*WRITTEN PROBLEM*
Exclude the pictures, then repeat the remaining data exactly.

>>

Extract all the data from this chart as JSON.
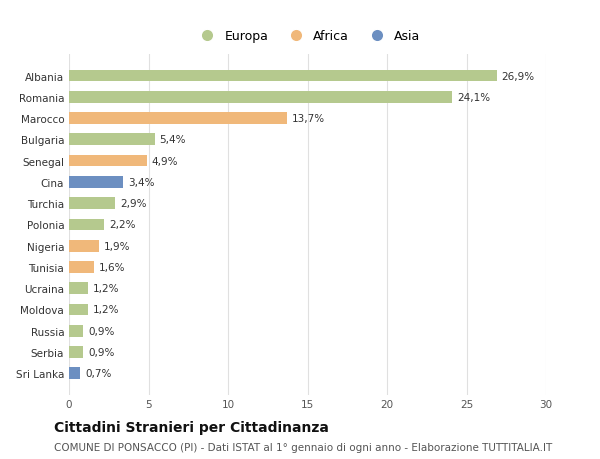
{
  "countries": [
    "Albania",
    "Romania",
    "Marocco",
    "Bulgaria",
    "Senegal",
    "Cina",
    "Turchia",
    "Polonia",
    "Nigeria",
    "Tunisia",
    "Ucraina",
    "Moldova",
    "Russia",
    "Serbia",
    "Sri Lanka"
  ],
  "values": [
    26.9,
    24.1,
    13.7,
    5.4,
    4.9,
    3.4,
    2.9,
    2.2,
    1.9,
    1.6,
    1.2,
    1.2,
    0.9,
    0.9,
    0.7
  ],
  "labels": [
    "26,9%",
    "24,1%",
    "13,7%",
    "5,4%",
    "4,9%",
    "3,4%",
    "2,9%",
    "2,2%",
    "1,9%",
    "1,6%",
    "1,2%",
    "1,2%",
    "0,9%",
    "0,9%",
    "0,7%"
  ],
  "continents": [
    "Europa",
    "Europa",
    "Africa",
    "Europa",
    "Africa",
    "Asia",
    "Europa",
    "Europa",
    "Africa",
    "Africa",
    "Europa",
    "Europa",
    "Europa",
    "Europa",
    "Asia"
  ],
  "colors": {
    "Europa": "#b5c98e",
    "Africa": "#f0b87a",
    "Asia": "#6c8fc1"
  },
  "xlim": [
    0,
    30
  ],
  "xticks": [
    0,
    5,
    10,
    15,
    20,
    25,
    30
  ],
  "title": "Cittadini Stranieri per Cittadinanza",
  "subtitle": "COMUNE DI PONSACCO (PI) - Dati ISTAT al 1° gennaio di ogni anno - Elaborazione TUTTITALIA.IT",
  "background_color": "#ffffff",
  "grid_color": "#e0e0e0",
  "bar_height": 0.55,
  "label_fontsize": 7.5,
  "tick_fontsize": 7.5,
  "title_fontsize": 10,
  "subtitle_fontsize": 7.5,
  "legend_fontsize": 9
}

<<

*OUTPUT BELOW*
Extract all the data from this chart as JSON.
{
  "countries": [
    "Albania",
    "Romania",
    "Marocco",
    "Bulgaria",
    "Senegal",
    "Cina",
    "Turchia",
    "Polonia",
    "Nigeria",
    "Tunisia",
    "Ucraina",
    "Moldova",
    "Russia",
    "Serbia",
    "Sri Lanka"
  ],
  "values": [
    26.9,
    24.1,
    13.7,
    5.4,
    4.9,
    3.4,
    2.9,
    2.2,
    1.9,
    1.6,
    1.2,
    1.2,
    0.9,
    0.9,
    0.7
  ],
  "labels": [
    "26,9%",
    "24,1%",
    "13,7%",
    "5,4%",
    "4,9%",
    "3,4%",
    "2,9%",
    "2,2%",
    "1,9%",
    "1,6%",
    "1,2%",
    "1,2%",
    "0,9%",
    "0,9%",
    "0,7%"
  ],
  "continents": [
    "Europa",
    "Europa",
    "Africa",
    "Europa",
    "Africa",
    "Asia",
    "Europa",
    "Europa",
    "Africa",
    "Africa",
    "Europa",
    "Europa",
    "Europa",
    "Europa",
    "Asia"
  ],
  "colors": {
    "Europa": "#b5c98e",
    "Africa": "#f0b87a",
    "Asia": "#6c8fc1"
  },
  "xlim": [
    0,
    30
  ],
  "xticks": [
    0,
    5,
    10,
    15,
    20,
    25,
    30
  ],
  "title": "Cittadini Stranieri per Cittadinanza",
  "subtitle": "COMUNE DI PONSACCO (PI) - Dati ISTAT al 1° gennaio di ogni anno - Elaborazione TUTTITALIA.IT",
  "background_color": "#ffffff",
  "grid_color": "#e0e0e0",
  "bar_height": 0.55,
  "label_fontsize": 7.5,
  "tick_fontsize": 7.5,
  "title_fontsize": 10,
  "subtitle_fontsize": 7.5,
  "legend_fontsize": 9
}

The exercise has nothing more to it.